* begin *

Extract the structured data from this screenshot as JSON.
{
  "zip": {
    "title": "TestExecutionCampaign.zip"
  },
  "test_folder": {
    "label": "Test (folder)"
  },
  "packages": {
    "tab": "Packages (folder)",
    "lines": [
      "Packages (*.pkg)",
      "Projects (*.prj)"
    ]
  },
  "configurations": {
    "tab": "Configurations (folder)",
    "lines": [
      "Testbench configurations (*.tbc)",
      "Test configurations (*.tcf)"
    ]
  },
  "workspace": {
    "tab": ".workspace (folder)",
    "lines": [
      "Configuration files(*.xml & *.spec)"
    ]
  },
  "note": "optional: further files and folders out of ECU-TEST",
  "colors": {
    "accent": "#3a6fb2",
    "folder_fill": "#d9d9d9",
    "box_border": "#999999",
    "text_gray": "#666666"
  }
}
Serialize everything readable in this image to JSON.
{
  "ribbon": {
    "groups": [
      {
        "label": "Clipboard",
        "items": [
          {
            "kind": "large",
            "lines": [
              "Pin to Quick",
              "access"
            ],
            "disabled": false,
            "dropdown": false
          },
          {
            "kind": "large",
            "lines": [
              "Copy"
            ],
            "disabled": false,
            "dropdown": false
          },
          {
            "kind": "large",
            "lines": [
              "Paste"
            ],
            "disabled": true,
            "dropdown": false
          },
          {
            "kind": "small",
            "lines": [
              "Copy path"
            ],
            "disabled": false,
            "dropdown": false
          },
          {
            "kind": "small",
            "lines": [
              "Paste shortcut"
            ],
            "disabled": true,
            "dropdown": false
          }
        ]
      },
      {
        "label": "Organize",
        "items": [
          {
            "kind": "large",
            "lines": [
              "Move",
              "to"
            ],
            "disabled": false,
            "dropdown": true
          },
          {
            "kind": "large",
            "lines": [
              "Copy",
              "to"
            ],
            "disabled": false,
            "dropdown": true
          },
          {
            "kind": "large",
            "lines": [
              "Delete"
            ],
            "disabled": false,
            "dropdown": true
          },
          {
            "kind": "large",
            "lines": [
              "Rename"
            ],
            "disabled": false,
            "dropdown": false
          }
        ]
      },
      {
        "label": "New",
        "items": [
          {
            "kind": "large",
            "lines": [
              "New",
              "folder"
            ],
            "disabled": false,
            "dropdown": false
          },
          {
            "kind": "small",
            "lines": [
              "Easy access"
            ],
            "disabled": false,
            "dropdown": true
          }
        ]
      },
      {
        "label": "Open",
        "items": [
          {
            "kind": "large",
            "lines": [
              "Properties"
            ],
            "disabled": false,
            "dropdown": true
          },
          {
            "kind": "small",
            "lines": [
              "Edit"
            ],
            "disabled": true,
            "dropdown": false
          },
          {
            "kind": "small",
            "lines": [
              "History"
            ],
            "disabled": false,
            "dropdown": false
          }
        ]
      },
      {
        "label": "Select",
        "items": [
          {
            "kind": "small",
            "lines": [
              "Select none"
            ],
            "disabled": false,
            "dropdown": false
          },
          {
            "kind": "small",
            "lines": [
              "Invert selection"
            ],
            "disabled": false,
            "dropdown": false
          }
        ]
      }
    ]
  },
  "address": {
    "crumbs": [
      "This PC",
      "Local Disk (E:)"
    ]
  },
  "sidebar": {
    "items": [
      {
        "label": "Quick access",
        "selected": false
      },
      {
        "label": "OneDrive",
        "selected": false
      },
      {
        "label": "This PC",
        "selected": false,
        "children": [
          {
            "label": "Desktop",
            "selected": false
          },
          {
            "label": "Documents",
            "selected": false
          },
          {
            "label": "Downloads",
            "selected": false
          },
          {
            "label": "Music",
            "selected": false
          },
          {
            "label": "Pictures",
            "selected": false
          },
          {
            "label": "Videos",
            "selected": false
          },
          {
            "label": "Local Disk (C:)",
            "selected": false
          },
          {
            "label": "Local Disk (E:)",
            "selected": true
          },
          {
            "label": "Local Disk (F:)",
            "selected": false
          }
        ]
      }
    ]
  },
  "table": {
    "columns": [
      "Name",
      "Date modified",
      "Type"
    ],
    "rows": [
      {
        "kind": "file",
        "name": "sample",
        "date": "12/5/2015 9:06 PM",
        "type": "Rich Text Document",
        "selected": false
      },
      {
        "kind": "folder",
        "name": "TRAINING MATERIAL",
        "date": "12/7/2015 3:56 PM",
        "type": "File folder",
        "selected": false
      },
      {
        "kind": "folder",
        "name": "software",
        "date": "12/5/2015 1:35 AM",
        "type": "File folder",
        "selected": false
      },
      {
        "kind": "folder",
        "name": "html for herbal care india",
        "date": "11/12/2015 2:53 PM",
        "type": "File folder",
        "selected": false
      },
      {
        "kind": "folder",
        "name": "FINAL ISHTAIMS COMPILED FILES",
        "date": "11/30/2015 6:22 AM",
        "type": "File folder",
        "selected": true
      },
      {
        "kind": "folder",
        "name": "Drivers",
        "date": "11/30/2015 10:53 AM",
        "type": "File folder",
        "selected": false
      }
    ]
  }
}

* end *

Restate every line of the data word for word.

(Reply)
Extract the structured data from this screenshot as JSON.
{
  "zip": {
    "title": "TestExecutionCampaign.zip"
  },
  "test_folder": {
    "label": "Test (folder)"
  },
  "packages": {
    "tab": "Packages (folder)",
    "lines": [
      "Packages (*.pkg)",
      "Projects (*.prj)"
    ]
  },
  "configurations": {
    "tab": "Configurations (folder)",
    "lines": [
      "Testbench configurations (*.tbc)",
      "Test configurations (*.tcf)"
    ]
  },
  "workspace": {
    "tab": ".workspace (folder)",
    "lines": [
      "Configuration files(*.xml & *.spec)"
    ]
  },
  "note": "optional: further files and folders out of ECU-TEST",
  "colors": {
    "accent": "#3a6fb2",
    "folder_fill": "#d9d9d9",
    "box_border": "#999999",
    "text_gray": "#666666"
  }
}
Serialize everything readable in this image to JSON.
{
  "ribbon": {
    "groups": [
      {
        "label": "Clipboard",
        "items": [
          {
            "kind": "large",
            "lines": [
              "Pin to Quick",
              "access"
            ],
            "disabled": false,
            "dropdown": false
          },
          {
            "kind": "large",
            "lines": [
              "Copy"
            ],
            "disabled": false,
            "dropdown": false
          },
          {
            "kind": "large",
            "lines": [
              "Paste"
            ],
            "disabled": true,
            "dropdown": false
          },
          {
            "kind": "small",
            "lines": [
              "Copy path"
            ],
            "disabled": false,
            "dropdown": false
          },
          {
            "kind": "small",
            "lines": [
              "Paste shortcut"
            ],
            "disabled": true,
            "dropdown": false
          }
        ]
      },
      {
        "label": "Organize",
        "items": [
          {
            "kind": "large",
            "lines": [
              "Move",
              "to"
            ],
            "disabled": false,
            "dropdown": true
          },
          {
            "kind": "large",
            "lines": [
              "Copy",
              "to"
            ],
            "disabled": false,
            "dropdown": true
          },
          {
            "kind": "large",
            "lines": [
              "Delete"
            ],
            "disabled": false,
            "dropdown": true
          },
          {
            "kind": "large",
            "lines": [
              "Rename"
            ],
            "disabled": false,
            "dropdown": false
          }
        ]
      },
      {
        "label": "New",
        "items": [
          {
            "kind": "large",
            "lines": [
              "New",
              "folder"
            ],
            "disabled": false,
            "dropdown": false
          },
          {
            "kind": "small",
            "lines": [
              "Easy access"
            ],
            "disabled": false,
            "dropdown": true
          }
        ]
      },
      {
        "label": "Open",
        "items": [
          {
            "kind": "large",
            "lines": [
              "Properties"
            ],
            "disabled": false,
            "dropdown": true
          },
          {
            "kind": "small",
            "lines": [
              "Edit"
            ],
            "disabled": true,
            "dropdown": false
          },
          {
            "kind": "small",
            "lines": [
              "History"
            ],
            "disabled": false,
            "dropdown": false
          }
        ]
      },
      {
        "label": "Select",
        "items": [
          {
            "kind": "small",
            "lines": [
              "Select none"
            ],
            "disabled": false,
            "dropdown": false
          },
          {
            "kind": "small",
            "lines": [
              "Invert selection"
            ],
            "disabled": false,
            "dropdown": false
          }
        ]
      }
    ]
  },
  "address": {
    "crumbs": [
      "This PC",
      "Local Disk (E:)"
    ]
  },
  "sidebar": {
    "items": [
      {
        "label": "Quick access",
        "selected": false
      },
      {
        "label": "OneDrive",
        "selected": false
      },
      {
        "label": "This PC",
        "selected": false,
        "children": [
          {
            "label": "Desktop",
            "selected": false
          },
          {
            "label": "Documents",
            "selected": false
          },
          {
            "label": "Downloads",
            "selected": false
          },
          {
            "label": "Music",
            "selected": false
          },
          {
            "label": "Pictures",
            "selected": false
          },
          {
            "label": "Videos",
            "selected": false
          },
          {
            "label": "Local Disk (C:)",
            "selected": false
          },
          {
            "label": "Local Disk (E:)",
            "selected": true
          },
          {
            "label": "Local Disk (F:)",
            "selected": false
          }
        ]
      }
    ]
  },
  "table": {
    "columns": [
      "Name",
      "Date modified",
      "Type"
    ],
    "rows": [
      {
        "kind": "file",
        "name": "sample",
        "date": "12/5/2015 9:06 PM",
        "type": "Rich Text Document",
        "selected": false
      },
      {
        "kind": "folder",
        "name": "TRAINING MATERIAL",
        "date": "12/7/2015 3:56 PM",
        "type": "File folder",
        "selected": false
      },
      {
        "kind": "folder",
        "name": "software",
        "date": "12/5/2015 1:35 AM",
        "type": "File folder",
        "selected": false
      },
      {
        "kind": "folder",
        "name": "html for herbal care india",
        "date": "11/12/2015 2:53 PM",
        "type": "File folder",
        "selected": false
      },
      {
        "kind": "folder",
        "name": "FINAL ISHTAIMS COMPILED FILES",
        "date": "11/30/2015 6:22 AM",
        "type": "File folder",
        "selected": true
      },
      {
        "kind": "folder",
        "name": "Drivers",
        "date": "11/30/2015 10:53 AM",
        "type": "File folder",
        "selected": false
      }
    ]
  }
}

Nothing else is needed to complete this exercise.